====== SUPPLIED MATERIAL ======

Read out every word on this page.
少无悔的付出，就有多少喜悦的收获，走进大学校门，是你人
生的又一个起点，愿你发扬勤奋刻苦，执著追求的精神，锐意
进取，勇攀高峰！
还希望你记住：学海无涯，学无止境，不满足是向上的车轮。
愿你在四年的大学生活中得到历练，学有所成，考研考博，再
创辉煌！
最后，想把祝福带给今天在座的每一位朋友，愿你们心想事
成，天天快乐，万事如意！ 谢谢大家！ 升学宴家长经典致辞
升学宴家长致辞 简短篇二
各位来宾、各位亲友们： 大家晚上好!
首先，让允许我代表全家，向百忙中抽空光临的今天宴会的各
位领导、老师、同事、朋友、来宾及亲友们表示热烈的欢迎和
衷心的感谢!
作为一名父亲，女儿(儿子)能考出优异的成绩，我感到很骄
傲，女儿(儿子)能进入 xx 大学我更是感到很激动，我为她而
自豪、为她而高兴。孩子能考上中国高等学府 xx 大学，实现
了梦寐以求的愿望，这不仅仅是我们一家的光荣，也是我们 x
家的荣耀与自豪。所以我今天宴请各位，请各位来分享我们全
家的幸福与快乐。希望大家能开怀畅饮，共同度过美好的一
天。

======

§ **INSTRUCTIONS TO FOLLOW**: Write out the entries above word for word.

§ **THE OUTPUT**:
Read out every word on this page.
少无悔的付出，就有多少喜悦的收获，走进大学校门，是你人
生的又一个起点，愿你发扬勤奋刻苦，执著追求的精神，锐意
进取，勇攀高峰！
还希望你记住：学海无涯，学无止境，不满足是向上的车轮。
愿你在四年的大学生活中得到历练，学有所成，考研考博，再
创辉煌！
最后，想把祝福带给今天在座的每一位朋友，愿你们心想事
成，天天快乐，万事如意！ 谢谢大家！ 升学宴家长经典致辞
升学宴家长致辞 简短篇二
各位来宾、各位亲友们： 大家晚上好!
首先，让允许我代表全家，向百忙中抽空光临的今天宴会的各
位领导、老师、同事、朋友、来宾及亲友们表示热烈的欢迎和
衷心的感谢!
作为一名父亲，女儿(儿子)能考出优异的成绩，我感到很骄
傲，女儿(儿子)能进入 xx 大学我更是感到很激动，我为她而
自豪、为她而高兴。孩子能考上中国高等学府 xx 大学，实现
了梦寐以求的愿望，这不仅仅是我们一家的光荣，也是我们 x
家的荣耀与自豪。所以我今天宴请各位，请各位来分享我们全
家的幸福与快乐。希望大家能开怀畅饮，共同度过美好的一
天。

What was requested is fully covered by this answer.